### Direction
Read through the data and report every line in which the word "Учебники" occurs.

## begin Record set

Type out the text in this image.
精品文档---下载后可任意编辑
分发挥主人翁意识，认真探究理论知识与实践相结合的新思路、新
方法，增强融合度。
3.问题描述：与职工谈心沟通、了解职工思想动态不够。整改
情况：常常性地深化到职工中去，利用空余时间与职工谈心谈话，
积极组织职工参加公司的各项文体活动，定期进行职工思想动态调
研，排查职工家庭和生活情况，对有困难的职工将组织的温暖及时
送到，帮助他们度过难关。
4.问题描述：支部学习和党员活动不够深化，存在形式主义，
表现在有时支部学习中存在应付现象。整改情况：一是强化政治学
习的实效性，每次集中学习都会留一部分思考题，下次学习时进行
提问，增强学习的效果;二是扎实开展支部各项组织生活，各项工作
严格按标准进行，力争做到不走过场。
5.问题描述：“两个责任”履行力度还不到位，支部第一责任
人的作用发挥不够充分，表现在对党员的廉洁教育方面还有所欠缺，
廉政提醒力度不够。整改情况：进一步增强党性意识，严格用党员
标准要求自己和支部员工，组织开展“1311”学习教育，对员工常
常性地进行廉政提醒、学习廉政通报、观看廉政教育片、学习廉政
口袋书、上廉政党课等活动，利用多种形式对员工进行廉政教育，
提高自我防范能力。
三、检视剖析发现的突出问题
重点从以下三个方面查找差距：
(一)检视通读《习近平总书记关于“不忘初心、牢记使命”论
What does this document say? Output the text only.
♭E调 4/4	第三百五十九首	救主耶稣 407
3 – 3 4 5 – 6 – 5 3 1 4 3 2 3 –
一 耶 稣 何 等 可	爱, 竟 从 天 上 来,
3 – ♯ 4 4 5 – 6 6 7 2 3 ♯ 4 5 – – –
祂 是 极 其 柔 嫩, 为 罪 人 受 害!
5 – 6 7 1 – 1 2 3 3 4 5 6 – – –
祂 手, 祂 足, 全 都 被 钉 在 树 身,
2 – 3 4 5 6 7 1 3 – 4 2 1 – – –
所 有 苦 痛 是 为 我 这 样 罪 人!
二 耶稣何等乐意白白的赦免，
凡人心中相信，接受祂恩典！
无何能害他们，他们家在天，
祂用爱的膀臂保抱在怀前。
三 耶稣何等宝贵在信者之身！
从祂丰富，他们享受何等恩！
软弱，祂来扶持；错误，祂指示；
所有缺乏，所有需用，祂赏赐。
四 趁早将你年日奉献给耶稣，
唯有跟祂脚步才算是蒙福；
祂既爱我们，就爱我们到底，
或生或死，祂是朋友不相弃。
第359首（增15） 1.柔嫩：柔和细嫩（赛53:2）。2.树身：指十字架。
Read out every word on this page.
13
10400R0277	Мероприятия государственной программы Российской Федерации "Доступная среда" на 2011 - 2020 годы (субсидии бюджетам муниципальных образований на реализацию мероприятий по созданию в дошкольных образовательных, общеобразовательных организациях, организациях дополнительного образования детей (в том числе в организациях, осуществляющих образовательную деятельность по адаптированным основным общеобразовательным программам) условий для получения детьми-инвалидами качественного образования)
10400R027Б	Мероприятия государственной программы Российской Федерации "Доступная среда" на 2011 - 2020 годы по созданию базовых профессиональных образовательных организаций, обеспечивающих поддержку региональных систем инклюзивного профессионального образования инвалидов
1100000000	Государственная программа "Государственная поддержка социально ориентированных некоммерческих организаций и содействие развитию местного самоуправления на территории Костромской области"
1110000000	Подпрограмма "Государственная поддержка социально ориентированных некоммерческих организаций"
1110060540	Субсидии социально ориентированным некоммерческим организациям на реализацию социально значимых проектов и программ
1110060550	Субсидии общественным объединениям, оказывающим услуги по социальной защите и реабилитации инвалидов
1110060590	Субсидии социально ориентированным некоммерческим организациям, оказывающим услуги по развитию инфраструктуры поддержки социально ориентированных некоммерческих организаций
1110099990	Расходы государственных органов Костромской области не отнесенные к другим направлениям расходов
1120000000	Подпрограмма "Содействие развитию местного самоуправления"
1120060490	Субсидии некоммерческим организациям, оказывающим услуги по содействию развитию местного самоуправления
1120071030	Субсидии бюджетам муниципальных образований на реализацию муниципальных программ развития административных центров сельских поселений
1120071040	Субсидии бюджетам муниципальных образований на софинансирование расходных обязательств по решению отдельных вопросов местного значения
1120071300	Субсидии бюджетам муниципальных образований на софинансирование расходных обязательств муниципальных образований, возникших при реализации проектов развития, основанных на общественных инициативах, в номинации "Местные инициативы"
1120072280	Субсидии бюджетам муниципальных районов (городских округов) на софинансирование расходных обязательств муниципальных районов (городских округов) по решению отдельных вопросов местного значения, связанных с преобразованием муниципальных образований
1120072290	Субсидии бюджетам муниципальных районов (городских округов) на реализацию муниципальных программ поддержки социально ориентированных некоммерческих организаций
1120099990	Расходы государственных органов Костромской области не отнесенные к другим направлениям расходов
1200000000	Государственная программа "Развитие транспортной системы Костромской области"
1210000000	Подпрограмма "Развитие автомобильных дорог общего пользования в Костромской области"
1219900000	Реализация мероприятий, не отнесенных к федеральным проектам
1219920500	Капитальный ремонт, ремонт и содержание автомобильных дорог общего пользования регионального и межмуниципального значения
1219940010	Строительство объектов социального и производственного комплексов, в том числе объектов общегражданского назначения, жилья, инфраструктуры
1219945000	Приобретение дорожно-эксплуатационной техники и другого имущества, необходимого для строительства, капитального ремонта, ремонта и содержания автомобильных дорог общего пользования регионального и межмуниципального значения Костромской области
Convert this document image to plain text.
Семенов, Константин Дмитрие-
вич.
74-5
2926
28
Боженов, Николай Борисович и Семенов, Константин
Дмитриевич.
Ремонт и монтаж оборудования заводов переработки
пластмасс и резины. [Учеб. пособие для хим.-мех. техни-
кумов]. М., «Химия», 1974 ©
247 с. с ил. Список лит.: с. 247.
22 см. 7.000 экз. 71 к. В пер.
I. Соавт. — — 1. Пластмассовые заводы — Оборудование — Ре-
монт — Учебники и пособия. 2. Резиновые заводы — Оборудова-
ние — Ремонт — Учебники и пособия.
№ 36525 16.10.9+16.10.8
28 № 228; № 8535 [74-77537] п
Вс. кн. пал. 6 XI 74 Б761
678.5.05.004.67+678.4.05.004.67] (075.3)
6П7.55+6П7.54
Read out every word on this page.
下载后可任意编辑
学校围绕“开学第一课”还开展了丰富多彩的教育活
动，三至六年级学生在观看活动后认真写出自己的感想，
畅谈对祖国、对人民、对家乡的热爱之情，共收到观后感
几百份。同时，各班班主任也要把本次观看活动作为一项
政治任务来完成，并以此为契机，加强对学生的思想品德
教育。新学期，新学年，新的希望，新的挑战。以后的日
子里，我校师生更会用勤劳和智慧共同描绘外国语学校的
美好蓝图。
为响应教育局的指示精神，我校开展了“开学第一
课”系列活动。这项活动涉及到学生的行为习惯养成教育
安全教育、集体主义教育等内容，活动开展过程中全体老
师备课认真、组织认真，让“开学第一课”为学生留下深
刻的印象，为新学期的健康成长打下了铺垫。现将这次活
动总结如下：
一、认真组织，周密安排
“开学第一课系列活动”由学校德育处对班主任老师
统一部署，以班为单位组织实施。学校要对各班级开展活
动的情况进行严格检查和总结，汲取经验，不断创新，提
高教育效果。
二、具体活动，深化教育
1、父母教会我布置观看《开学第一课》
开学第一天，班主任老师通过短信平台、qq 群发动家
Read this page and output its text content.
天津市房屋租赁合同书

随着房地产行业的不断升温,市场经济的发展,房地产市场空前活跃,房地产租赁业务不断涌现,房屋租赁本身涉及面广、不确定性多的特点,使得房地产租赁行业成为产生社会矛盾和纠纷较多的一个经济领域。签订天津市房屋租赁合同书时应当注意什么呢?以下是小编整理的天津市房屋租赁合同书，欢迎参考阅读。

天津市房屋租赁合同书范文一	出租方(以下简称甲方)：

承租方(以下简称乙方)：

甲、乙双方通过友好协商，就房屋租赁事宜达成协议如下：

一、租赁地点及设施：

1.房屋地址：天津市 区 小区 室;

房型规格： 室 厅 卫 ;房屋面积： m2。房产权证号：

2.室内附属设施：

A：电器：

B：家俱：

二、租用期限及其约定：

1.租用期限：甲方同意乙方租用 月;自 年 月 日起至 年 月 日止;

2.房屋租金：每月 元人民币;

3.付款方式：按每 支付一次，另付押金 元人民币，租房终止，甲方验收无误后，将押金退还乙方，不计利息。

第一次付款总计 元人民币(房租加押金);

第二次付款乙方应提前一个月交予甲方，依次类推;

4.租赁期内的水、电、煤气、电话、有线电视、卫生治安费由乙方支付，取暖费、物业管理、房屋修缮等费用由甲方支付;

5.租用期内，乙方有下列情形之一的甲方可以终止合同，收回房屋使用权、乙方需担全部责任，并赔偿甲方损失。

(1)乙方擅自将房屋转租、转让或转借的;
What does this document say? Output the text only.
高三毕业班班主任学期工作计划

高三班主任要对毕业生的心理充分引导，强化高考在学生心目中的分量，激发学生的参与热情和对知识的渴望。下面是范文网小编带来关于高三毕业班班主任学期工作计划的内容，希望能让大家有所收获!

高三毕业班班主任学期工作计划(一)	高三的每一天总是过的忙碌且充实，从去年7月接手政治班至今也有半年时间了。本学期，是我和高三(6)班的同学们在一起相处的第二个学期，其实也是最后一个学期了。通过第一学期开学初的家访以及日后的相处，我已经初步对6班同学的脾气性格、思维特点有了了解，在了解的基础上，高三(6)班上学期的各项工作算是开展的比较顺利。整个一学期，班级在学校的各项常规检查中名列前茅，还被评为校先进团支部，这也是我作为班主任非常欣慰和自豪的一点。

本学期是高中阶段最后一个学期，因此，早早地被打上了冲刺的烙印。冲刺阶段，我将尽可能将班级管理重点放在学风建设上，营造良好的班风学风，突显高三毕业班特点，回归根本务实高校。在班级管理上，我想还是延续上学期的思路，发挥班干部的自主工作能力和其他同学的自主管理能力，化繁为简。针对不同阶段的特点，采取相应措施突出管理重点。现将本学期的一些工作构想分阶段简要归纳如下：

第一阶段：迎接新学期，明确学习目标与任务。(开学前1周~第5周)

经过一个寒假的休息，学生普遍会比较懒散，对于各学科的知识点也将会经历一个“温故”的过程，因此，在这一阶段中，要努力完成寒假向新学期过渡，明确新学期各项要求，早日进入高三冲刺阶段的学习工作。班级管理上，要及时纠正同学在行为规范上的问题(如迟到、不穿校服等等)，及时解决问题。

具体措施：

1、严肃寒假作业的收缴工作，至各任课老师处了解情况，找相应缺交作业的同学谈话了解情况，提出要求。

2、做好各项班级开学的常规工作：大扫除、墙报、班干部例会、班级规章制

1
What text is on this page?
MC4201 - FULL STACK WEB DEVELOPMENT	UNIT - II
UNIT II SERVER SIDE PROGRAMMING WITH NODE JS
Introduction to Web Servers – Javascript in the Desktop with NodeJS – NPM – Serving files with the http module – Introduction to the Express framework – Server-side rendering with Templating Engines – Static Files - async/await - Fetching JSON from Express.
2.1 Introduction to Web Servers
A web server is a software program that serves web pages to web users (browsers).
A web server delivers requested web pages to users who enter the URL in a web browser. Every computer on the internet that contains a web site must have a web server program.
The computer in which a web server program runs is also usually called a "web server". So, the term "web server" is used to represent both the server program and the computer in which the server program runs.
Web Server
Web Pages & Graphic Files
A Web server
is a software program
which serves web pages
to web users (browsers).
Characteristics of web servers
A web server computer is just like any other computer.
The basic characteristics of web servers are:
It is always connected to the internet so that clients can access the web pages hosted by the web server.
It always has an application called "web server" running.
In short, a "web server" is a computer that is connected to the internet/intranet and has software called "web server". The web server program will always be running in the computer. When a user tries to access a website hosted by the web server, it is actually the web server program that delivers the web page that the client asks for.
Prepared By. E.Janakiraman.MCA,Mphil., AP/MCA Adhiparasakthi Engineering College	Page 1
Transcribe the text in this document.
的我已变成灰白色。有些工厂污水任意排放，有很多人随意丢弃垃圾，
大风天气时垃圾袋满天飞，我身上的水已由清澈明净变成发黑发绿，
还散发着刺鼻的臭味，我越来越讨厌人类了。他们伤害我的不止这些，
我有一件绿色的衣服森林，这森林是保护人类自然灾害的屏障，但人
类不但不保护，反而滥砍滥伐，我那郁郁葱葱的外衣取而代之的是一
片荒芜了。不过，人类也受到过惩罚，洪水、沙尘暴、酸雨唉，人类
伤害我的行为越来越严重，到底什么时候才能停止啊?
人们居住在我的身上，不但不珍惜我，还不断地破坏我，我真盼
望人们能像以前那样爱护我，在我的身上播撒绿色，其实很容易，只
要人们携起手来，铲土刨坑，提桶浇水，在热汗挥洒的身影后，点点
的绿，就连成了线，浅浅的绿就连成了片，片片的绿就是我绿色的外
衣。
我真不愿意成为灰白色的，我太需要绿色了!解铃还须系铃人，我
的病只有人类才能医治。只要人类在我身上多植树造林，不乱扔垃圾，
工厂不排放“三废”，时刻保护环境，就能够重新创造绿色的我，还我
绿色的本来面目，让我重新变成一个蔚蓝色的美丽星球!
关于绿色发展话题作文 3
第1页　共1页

## end Record set

### Answer to this problem
монт — Учебники и пособия. 2. Резиновые заводы — Оборудова-
ние — Ремонт — Учебники и пособия.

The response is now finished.